I’m a writer, researching a setting for a story, I explain. A writer who used to teach at this very school. A fictional story, I emphasize, about a deaf school. It’s true, I am trying to hatch a story, but I don’t share my background as an ‘op ed’ journalist for a Boston paper, or the fact I’m taking notes about her, and the few other people who populate this building on a quiet Friday afternoon, when the students have been dismissed early.
“Most of the teachers are in a meeting. But I’ll get the technology teacher. He’ll escort you around. So you’re just looking for impressions, just a feeling?”
“Exactly. The story is about a first year teacher of the deaf and his struggle to learn the ropes.” I don’t mention that my main character is gay–like me–or that the ‘story’ is nothing more than a vague impression in my mind. I don’t imagine that she cares, just so long as it’s fiction.
I thank her and a middle-aged man with a wide Slavic face and pale complexion comes in. He looks at me, scanning, rewinding files of memory, and nods in my direction. “Hi Rick,” I say, reintroducing myself as Bruce, a name I no longer use, part of my history like my memories of this school. The Principal smiles, too, for the first time. I realize she hasn’t given me her name–doesn’t want to end up as a character in my piece.
Rick was a shop teacher–with skinny white legs I remember from the student-staff volleyball game and thick coarse black hair, pasted on his head like a helmet. His hair is still thick, and he’s thickened around the waist, too, and sports a modest gut. Walking around the U-shaped second floor, he leads me to my former classroom, where I struggled to teach groups of junior-high aged deaf children about Math and Science, replacing a woman who had been at A.G. Bell for twenty-five or thirty years, who seemed older than my grandmothers.
There are no traces of me or my former students, “kids” who would be 36 or 38 today. Still, I’d recognize most of them on the street, I’m sure, their bored formerly-adolescent faces lined by life, but expressive, open, the way deaf people often are.

**STATED EXERCISE 1:**
In the passage about the visit to the deaf school, list each thing the narrator says they do not share with or mention to the Principal.
**STATED EXERCISE 2:**
Write out the part of the passage about the visit to the deaf school that runs from "I’m a writer, researching" down to "been dismissed early.".
**STATED EXERCISE 3:**
Extend the passage about the visit to the deaf school, picking up after its final sentence.

**STORED ROWS:**
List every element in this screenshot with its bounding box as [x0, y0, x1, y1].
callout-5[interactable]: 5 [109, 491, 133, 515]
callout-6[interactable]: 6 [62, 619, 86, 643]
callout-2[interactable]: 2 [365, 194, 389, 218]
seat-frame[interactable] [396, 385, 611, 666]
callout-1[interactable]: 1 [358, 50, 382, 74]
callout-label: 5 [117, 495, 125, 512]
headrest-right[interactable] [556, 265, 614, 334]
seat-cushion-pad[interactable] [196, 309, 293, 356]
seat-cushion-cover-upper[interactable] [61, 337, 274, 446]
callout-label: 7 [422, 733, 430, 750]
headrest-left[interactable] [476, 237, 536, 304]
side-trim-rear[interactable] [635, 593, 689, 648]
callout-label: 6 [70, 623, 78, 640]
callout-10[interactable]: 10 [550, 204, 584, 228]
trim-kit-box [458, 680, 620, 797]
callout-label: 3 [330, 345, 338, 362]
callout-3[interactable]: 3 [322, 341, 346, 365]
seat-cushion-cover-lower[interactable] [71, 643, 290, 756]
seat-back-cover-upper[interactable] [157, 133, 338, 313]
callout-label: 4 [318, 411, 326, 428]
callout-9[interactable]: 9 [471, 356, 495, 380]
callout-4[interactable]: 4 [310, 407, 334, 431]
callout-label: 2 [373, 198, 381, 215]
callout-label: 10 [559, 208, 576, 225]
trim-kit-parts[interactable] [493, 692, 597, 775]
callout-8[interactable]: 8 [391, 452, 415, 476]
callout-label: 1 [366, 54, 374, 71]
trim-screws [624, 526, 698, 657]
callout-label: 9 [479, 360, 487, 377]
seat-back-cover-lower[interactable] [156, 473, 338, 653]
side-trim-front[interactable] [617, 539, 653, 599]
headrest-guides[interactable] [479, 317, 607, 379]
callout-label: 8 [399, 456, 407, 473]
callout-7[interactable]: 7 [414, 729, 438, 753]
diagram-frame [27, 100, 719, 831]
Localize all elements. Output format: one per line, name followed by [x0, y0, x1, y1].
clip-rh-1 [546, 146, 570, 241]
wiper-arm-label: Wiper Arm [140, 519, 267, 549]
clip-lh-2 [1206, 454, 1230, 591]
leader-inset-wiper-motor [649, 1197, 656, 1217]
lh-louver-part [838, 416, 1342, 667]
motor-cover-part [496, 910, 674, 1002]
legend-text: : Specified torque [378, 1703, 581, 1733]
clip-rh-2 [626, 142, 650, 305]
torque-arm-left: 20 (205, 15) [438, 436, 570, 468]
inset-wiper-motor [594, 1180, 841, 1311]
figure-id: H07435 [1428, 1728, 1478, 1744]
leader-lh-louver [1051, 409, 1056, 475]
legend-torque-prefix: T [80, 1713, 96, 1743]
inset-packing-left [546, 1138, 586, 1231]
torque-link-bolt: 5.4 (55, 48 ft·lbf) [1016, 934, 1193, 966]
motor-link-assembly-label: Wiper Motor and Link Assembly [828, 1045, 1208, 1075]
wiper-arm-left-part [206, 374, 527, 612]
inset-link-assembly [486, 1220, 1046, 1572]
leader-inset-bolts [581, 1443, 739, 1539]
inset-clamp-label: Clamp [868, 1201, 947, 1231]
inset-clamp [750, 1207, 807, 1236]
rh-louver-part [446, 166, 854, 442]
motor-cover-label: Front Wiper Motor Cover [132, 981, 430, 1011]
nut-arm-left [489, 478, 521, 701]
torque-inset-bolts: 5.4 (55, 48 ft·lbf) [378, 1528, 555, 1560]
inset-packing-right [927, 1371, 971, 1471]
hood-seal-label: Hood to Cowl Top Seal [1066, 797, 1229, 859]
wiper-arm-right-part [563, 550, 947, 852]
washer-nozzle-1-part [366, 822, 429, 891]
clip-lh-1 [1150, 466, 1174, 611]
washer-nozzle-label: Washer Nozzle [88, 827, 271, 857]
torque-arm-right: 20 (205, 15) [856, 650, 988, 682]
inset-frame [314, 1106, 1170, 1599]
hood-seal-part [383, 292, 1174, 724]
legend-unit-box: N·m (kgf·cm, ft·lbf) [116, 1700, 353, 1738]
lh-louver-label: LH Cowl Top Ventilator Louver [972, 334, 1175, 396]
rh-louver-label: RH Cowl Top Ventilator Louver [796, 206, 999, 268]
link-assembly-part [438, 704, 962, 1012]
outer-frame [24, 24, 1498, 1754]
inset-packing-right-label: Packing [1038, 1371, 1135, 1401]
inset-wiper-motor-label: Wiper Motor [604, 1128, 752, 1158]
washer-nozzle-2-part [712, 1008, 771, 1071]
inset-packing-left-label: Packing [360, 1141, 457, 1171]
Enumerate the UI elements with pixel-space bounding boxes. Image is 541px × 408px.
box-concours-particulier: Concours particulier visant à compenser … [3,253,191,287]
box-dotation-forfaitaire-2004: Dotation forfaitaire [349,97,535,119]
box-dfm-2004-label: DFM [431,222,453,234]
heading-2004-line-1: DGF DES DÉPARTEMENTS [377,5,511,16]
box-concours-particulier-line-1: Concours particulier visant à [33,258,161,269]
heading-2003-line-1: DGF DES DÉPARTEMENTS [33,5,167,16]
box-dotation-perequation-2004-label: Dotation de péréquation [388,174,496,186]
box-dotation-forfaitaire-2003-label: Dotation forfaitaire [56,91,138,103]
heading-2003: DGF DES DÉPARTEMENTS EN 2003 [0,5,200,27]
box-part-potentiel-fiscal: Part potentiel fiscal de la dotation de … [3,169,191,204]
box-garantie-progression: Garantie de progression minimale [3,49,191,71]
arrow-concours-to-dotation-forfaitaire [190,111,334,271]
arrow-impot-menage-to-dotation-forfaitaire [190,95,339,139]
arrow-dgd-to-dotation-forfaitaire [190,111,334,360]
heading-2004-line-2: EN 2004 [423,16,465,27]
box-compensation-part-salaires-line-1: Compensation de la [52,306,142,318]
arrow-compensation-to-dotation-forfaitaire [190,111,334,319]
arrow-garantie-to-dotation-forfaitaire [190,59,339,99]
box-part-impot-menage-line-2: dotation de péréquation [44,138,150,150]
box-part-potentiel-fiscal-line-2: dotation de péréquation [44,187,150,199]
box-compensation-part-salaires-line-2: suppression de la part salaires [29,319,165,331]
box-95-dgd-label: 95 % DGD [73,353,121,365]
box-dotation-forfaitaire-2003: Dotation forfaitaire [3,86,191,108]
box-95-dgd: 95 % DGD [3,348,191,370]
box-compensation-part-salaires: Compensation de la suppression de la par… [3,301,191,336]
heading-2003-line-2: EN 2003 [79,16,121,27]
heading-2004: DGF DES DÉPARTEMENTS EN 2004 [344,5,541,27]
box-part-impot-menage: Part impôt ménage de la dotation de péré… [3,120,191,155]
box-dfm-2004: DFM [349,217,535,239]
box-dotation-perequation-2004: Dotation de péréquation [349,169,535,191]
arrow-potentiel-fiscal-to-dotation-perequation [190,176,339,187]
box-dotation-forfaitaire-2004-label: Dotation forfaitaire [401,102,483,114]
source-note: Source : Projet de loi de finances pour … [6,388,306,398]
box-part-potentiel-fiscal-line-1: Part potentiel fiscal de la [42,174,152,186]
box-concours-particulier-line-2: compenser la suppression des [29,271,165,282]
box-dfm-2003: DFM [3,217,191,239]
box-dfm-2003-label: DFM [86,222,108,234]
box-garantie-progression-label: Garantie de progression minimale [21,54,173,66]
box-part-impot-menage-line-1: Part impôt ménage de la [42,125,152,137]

**WRITTEN RESPONSE 1:**
- Their background as an "op ed" journalist for a Boston paper
- The fact that they are taking notes about her and the few other people in the building
- That the main character of the story is gay, like the narrator
- That the "story" is nothing more than a vague impression in their mind

**WRITTEN RESPONSE 2:**
I’m a writer, researching a setting for a story, I explain. A writer who used to teach at this very school. A fictional story, I emphasize, about a deaf school. It’s true, I am trying to hatch a story, but I don’t share my background as an ‘op ed’ journalist for a Boston paper, or the fact I’m taking notes about her, and the few other people who populate this building on a quiet Friday afternoon, when the students have been dismissed early.

**WRITTEN RESPONSE 3:**
We walk into a resource room, stuffed with pictures of smiling kids–mostly brown and black faces. I ask him about white children–half the school’s population 20 years ago, and now, Chuck says, about 10 of 300. I look for a picture of this absent teacher I knew as a green eyed sharp-tongued woman of 30, with long reddish hair and a smile that sparkled in the school’s fluorescent light, but can’t find one. I wonder how life has touched her–gently marked her face or scratched and clawed her as experience and time often do.
The moments pass quickly–15 minutes or 30–and I feel the present calling me back, shifting plates of tectonic time, two decades sliding together and breaking apart. Chuck doesn’t say anyone has died, even Mrs. Brown, the supervising teacher who retired at the end of my first year and seemed ancient, even then. How lucky we all are.
We shake hands–I’ve taken up too much of his lunch period. Walking out through the dark glass doors I inhale and taste a hint of spring in the February air. I think of that sharp-tongued woman and Rick, and others I’ve almost forgotten, who’ve taught in this sealed box while I’ve changed careers, and hometowns, restless as the teenagers I tried to teach.
Pulling out of the parking lot, I head east, knowing I was one of a hundred transients passing through, leaving less of an impact on this building than the winter winds, which swirl past the slatted bricks and stingy windows, leaving no impression.